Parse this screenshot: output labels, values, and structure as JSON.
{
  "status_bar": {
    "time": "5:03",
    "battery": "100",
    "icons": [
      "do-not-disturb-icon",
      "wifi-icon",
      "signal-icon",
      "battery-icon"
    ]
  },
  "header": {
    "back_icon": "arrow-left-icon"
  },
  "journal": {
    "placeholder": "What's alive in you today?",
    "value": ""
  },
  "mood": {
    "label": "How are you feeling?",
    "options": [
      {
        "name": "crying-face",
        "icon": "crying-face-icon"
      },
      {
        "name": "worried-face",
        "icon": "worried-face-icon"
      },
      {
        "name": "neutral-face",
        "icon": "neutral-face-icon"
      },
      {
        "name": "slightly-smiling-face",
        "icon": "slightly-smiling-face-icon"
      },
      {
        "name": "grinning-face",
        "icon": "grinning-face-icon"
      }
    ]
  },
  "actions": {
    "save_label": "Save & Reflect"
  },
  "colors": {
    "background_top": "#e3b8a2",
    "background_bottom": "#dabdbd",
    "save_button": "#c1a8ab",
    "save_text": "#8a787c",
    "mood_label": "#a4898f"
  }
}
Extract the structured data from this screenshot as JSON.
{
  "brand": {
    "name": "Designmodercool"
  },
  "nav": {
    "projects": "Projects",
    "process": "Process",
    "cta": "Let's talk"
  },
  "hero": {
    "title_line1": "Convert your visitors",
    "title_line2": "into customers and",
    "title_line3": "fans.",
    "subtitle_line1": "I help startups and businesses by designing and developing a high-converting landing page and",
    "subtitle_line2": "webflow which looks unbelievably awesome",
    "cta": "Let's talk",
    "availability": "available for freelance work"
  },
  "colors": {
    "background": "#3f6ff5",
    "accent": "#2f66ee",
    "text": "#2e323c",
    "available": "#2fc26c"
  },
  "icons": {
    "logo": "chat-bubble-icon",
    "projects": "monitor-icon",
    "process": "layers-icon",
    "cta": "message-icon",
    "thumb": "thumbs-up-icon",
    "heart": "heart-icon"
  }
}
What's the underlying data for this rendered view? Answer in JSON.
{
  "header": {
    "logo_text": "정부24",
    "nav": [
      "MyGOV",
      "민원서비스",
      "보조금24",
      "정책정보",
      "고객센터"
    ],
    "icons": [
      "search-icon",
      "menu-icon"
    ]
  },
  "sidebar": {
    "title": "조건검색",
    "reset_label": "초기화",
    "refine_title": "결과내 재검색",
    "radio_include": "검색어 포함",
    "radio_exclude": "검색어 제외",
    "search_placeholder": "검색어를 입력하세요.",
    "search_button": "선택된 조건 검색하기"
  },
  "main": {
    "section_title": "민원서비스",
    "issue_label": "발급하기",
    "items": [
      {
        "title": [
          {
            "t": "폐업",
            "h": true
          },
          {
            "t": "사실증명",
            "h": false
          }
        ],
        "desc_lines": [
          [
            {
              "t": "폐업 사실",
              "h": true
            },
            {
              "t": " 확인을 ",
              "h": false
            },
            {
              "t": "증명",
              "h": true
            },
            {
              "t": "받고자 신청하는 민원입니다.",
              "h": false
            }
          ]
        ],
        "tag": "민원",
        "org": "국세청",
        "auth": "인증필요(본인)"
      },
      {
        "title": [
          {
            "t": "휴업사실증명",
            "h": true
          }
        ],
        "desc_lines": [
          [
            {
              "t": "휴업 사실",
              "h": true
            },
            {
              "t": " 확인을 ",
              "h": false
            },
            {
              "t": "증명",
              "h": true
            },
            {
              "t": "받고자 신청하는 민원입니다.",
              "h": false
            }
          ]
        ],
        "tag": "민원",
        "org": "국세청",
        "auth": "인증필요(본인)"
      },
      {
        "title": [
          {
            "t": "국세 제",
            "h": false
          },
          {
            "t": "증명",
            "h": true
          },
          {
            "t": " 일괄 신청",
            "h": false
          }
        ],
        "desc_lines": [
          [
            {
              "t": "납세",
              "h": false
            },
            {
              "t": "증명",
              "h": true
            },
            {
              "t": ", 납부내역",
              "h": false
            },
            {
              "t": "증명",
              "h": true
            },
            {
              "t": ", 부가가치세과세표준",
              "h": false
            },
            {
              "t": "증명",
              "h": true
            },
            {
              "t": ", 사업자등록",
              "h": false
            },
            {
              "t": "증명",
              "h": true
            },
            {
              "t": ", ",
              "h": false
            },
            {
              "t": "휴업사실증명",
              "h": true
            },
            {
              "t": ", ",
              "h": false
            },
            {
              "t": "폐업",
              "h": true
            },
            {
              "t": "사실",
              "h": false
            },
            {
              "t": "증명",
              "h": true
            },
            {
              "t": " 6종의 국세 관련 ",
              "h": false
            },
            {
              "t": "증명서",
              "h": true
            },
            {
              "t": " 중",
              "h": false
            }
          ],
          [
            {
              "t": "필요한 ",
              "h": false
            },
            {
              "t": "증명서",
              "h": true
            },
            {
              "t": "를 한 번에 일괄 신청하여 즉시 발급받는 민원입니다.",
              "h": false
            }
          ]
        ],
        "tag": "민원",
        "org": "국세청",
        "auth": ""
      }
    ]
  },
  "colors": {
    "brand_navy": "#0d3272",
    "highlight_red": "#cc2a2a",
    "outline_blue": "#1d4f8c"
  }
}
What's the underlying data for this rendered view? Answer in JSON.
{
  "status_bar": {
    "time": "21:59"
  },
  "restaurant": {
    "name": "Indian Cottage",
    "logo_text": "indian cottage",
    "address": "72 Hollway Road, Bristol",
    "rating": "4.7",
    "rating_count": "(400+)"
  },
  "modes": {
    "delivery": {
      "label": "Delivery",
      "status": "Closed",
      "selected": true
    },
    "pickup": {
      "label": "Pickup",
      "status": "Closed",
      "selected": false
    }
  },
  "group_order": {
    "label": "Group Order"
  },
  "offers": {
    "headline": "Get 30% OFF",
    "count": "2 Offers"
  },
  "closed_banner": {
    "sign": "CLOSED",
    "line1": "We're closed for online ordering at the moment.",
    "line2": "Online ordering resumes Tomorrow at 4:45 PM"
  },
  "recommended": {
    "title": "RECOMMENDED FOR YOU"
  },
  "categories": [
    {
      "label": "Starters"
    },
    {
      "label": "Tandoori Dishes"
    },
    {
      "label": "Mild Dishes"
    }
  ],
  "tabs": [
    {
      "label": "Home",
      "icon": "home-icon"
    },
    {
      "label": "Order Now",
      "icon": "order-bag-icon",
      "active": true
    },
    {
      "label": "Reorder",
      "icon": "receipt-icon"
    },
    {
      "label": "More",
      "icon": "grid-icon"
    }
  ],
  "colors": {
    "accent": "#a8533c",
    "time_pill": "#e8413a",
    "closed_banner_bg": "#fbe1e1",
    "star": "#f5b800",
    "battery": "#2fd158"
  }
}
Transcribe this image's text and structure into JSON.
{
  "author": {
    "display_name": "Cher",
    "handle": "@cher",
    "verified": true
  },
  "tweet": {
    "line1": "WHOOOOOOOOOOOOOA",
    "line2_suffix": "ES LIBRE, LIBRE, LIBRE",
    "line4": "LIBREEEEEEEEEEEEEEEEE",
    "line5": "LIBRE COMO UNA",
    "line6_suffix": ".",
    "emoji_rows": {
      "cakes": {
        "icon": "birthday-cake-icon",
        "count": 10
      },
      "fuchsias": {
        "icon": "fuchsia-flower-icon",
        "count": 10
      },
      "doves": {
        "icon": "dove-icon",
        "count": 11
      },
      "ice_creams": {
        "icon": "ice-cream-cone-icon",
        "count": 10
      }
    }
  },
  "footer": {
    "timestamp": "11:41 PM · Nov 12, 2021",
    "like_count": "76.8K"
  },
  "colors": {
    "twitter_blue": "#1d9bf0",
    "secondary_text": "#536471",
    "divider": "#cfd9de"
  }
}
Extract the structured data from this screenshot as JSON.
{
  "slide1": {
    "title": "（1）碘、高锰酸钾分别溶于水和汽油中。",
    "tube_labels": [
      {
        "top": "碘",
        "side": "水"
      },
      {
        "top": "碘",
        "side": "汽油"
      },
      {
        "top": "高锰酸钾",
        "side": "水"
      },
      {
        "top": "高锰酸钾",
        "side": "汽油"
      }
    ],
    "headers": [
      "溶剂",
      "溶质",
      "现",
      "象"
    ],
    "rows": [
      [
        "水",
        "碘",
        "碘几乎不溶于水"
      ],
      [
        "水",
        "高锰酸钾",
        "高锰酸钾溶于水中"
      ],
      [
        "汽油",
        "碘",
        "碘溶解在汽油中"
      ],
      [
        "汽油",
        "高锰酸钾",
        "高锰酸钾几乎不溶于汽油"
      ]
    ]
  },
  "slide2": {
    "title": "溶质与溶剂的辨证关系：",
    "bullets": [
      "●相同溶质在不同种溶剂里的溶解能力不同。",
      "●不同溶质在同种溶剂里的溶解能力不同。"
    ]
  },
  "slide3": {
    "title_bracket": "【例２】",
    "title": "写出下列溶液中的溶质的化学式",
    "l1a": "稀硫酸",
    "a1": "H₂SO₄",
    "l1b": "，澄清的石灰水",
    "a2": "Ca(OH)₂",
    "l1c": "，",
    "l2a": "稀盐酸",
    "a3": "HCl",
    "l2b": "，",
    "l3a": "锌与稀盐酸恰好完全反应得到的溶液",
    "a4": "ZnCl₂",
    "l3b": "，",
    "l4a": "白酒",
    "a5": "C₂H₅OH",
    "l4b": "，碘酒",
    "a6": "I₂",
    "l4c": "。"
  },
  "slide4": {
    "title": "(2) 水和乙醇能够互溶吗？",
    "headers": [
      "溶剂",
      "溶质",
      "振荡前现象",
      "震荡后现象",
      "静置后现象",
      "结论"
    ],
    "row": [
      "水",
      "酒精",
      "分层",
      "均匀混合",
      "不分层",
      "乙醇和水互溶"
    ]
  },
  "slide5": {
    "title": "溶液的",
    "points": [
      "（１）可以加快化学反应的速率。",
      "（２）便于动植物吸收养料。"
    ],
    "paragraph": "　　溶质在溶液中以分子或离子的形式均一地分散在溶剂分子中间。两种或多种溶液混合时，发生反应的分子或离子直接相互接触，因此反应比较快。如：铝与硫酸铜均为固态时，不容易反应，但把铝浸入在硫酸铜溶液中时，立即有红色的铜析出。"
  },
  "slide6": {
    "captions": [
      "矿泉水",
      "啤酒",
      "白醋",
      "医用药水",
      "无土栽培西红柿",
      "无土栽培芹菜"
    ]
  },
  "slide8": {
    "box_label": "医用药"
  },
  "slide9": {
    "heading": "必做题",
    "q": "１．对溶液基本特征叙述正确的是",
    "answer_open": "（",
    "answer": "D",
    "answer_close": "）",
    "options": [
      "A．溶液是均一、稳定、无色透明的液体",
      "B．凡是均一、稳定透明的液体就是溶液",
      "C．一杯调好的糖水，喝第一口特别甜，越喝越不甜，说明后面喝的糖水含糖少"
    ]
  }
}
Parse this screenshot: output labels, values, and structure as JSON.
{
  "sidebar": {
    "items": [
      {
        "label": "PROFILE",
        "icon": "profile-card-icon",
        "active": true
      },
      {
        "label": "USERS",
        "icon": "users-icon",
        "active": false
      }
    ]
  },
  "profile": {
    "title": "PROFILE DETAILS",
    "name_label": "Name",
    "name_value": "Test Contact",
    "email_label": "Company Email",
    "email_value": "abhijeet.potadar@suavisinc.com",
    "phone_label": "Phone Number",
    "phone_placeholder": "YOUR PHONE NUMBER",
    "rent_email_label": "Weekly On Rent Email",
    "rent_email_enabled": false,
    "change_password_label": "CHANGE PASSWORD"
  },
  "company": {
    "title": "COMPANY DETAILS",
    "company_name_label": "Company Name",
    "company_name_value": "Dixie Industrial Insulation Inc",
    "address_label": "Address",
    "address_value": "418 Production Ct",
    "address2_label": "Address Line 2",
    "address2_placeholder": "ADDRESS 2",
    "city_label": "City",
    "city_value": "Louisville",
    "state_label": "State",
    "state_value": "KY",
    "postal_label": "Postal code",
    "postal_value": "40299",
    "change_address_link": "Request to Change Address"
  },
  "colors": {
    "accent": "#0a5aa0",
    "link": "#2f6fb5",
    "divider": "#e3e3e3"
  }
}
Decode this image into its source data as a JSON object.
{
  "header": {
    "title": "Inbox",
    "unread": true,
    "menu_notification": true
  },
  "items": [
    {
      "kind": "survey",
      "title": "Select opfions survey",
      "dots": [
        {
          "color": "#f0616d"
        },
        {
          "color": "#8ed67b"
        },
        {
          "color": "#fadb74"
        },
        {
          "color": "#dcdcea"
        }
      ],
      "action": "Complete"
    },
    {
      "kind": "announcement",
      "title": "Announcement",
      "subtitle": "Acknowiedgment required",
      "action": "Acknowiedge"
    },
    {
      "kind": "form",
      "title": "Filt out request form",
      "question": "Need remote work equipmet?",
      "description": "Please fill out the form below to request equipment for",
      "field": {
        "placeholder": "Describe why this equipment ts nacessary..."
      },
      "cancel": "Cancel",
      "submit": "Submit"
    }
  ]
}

* EXERCISE DIRECTIONS
Reply with the number of lines in the preceding entries that contain "equipment", and no other words.

* THE RESULT
2